WHAT YOU HAVE TO DO:
Leave out the pictures and copy the remaining records exactly.

Dataset entries on figures:
★ ★ ★
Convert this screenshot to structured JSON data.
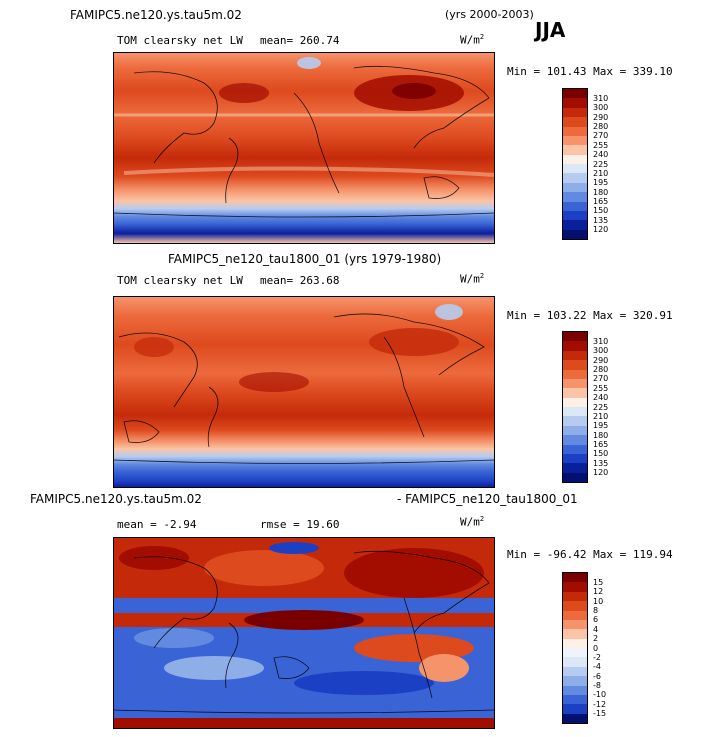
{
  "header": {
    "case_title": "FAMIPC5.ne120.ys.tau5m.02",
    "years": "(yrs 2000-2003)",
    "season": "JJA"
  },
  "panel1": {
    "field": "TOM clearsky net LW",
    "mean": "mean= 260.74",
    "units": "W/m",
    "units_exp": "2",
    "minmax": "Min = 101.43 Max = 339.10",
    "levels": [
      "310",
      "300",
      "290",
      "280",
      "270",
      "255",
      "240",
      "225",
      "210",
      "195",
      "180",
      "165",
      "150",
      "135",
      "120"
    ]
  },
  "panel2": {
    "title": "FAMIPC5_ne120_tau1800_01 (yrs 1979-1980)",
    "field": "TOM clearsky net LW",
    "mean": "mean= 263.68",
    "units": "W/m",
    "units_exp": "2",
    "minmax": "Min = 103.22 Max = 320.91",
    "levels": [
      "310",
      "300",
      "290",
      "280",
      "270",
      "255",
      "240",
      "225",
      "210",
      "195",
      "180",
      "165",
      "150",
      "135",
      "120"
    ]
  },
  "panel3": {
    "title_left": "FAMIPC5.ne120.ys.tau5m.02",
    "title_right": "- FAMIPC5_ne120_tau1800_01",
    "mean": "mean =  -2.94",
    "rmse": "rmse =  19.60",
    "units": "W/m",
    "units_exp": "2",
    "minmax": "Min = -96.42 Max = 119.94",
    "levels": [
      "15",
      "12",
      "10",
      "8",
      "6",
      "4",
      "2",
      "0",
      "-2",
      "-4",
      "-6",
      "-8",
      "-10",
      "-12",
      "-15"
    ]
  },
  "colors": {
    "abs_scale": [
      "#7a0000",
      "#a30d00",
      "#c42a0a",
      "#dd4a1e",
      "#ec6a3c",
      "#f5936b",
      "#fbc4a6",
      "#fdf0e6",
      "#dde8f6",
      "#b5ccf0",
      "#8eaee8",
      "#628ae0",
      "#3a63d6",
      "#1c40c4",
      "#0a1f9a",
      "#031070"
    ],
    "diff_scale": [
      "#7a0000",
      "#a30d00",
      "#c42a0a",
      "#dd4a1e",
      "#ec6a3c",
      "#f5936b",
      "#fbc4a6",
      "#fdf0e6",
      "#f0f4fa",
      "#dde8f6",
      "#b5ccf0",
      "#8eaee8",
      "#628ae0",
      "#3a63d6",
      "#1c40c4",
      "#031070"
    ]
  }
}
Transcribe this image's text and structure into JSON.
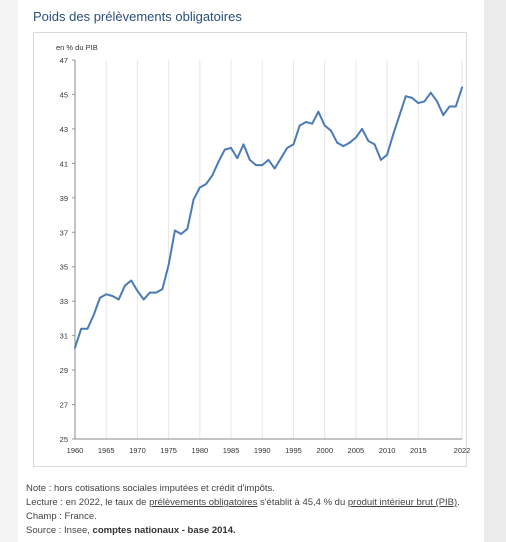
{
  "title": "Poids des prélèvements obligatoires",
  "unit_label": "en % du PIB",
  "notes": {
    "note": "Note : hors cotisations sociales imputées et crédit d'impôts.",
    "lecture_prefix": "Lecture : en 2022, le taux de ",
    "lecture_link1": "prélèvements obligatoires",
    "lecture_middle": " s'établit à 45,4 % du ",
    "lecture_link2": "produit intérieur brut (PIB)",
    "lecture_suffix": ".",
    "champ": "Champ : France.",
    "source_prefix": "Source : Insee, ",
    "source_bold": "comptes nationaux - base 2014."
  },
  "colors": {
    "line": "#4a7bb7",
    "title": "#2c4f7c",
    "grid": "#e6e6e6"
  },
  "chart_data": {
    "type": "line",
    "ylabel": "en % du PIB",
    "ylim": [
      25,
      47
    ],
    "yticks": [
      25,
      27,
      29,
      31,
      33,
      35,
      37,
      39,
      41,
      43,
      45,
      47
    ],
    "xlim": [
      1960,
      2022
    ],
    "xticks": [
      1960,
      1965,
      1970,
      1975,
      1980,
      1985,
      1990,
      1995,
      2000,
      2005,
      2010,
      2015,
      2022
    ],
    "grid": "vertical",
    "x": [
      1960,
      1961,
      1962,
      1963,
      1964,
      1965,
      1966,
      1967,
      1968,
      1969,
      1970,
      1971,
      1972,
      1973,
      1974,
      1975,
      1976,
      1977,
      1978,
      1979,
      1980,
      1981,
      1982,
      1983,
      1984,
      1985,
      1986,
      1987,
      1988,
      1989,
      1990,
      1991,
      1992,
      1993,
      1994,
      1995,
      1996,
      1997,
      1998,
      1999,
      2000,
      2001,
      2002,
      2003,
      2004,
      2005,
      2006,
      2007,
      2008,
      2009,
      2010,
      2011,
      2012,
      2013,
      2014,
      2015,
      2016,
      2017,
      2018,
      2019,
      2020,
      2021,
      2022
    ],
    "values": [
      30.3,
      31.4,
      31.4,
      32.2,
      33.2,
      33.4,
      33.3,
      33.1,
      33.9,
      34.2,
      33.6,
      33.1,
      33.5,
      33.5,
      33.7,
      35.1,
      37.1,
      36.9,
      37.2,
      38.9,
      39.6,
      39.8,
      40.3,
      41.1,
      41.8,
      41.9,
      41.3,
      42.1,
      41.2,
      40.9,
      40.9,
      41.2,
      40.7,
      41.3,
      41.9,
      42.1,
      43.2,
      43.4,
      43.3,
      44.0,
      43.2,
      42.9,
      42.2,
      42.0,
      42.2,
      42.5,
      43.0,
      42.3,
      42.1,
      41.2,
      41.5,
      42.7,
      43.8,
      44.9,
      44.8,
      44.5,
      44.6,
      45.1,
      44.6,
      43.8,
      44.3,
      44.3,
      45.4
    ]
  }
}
★ ★ ★
COMPLETE RESPONSE:
Convert this screenshot to structured JSON data.
{
  "header": {
    "case_title": "FAMIPC5.ne120.ys.tau5m.02",
    "years": "(yrs 2000-2003)",
    "season": "JJA"
  },
  "panel1": {
    "field": "TOM clearsky net LW",
    "mean": "mean= 260.74",
    "units": "W/m",
    "units_exp": "2",
    "minmax": "Min = 101.43 Max = 339.10",
    "levels": [
      "310",
      "300",
      "290",
      "280",
      "270",
      "255",
      "240",
      "225",
      "210",
      "195",
      "180",
      "165",
      "150",
      "135",
      "120"
    ]
  },
  "panel2": {
    "title": "FAMIPC5_ne120_tau1800_01 (yrs 1979-1980)",
    "field": "TOM clearsky net LW",
    "mean": "mean= 263.68",
    "units": "W/m",
    "units_exp": "2",
    "minmax": "Min = 103.22 Max = 320.91",
    "levels": [
      "310",
      "300",
      "290",
      "280",
      "270",
      "255",
      "240",
      "225",
      "210",
      "195",
      "180",
      "165",
      "150",
      "135",
      "120"
    ]
  },
  "panel3": {
    "title_left": "FAMIPC5.ne120.ys.tau5m.02",
    "title_right": "- FAMIPC5_ne120_tau1800_01",
    "mean": "mean =  -2.94",
    "rmse": "rmse =  19.60",
    "units": "W/m",
    "units_exp": "2",
    "minmax": "Min = -96.42 Max = 119.94",
    "levels": [
      "15",
      "12",
      "10",
      "8",
      "6",
      "4",
      "2",
      "0",
      "-2",
      "-4",
      "-6",
      "-8",
      "-10",
      "-12",
      "-15"
    ]
  },
  "colors": {
    "abs_scale": [
      "#7a0000",
      "#a30d00",
      "#c42a0a",
      "#dd4a1e",
      "#ec6a3c",
      "#f5936b",
      "#fbc4a6",
      "#fdf0e6",
      "#dde8f6",
      "#b5ccf0",
      "#8eaee8",
      "#628ae0",
      "#3a63d6",
      "#1c40c4",
      "#0a1f9a",
      "#031070"
    ],
    "diff_scale": [
      "#7a0000",
      "#a30d00",
      "#c42a0a",
      "#dd4a1e",
      "#ec6a3c",
      "#f5936b",
      "#fbc4a6",
      "#fdf0e6",
      "#f0f4fa",
      "#dde8f6",
      "#b5ccf0",
      "#8eaee8",
      "#628ae0",
      "#3a63d6",
      "#1c40c4",
      "#031070"
    ]
  }
}
Transcribe this image's text and structure into JSON.
{
  "title": "Poids des prélèvements obligatoires",
  "unit_label": "en % du PIB",
  "notes": {
    "note": "Note : hors cotisations sociales imputées et crédit d'impôts.",
    "lecture_prefix": "Lecture : en 2022, le taux de ",
    "lecture_link1": "prélèvements obligatoires",
    "lecture_middle": " s'établit à 45,4 % du ",
    "lecture_link2": "produit intérieur brut (PIB)",
    "lecture_suffix": ".",
    "champ": "Champ : France.",
    "source_prefix": "Source : Insee, ",
    "source_bold": "comptes nationaux - base 2014."
  },
  "colors": {
    "line": "#4a7bb7",
    "title": "#2c4f7c",
    "grid": "#e6e6e6"
  },
  "chart_data": {
    "type": "line",
    "ylabel": "en % du PIB",
    "ylim": [
      25,
      47
    ],
    "yticks": [
      25,
      27,
      29,
      31,
      33,
      35,
      37,
      39,
      41,
      43,
      45,
      47
    ],
    "xlim": [
      1960,
      2022
    ],
    "xticks": [
      1960,
      1965,
      1970,
      1975,
      1980,
      1985,
      1990,
      1995,
      2000,
      2005,
      2010,
      2015,
      2022
    ],
    "grid": "vertical",
    "x": [
      1960,
      1961,
      1962,
      1963,
      1964,
      1965,
      1966,
      1967,
      1968,
      1969,
      1970,
      1971,
      1972,
      1973,
      1974,
      1975,
      1976,
      1977,
      1978,
      1979,
      1980,
      1981,
      1982,
      1983,
      1984,
      1985,
      1986,
      1987,
      1988,
      1989,
      1990,
      1991,
      1992,
      1993,
      1994,
      1995,
      1996,
      1997,
      1998,
      1999,
      2000,
      2001,
      2002,
      2003,
      2004,
      2005,
      2006,
      2007,
      2008,
      2009,
      2010,
      2011,
      2012,
      2013,
      2014,
      2015,
      2016,
      2017,
      2018,
      2019,
      2020,
      2021,
      2022
    ],
    "values": [
      30.3,
      31.4,
      31.4,
      32.2,
      33.2,
      33.4,
      33.3,
      33.1,
      33.9,
      34.2,
      33.6,
      33.1,
      33.5,
      33.5,
      33.7,
      35.1,
      37.1,
      36.9,
      37.2,
      38.9,
      39.6,
      39.8,
      40.3,
      41.1,
      41.8,
      41.9,
      41.3,
      42.1,
      41.2,
      40.9,
      40.9,
      41.2,
      40.7,
      41.3,
      41.9,
      42.1,
      43.2,
      43.4,
      43.3,
      44.0,
      43.2,
      42.9,
      42.2,
      42.0,
      42.2,
      42.5,
      43.0,
      42.3,
      42.1,
      41.2,
      41.5,
      42.7,
      43.8,
      44.9,
      44.8,
      44.5,
      44.6,
      45.1,
      44.6,
      43.8,
      44.3,
      44.3,
      45.4
    ]
  }
}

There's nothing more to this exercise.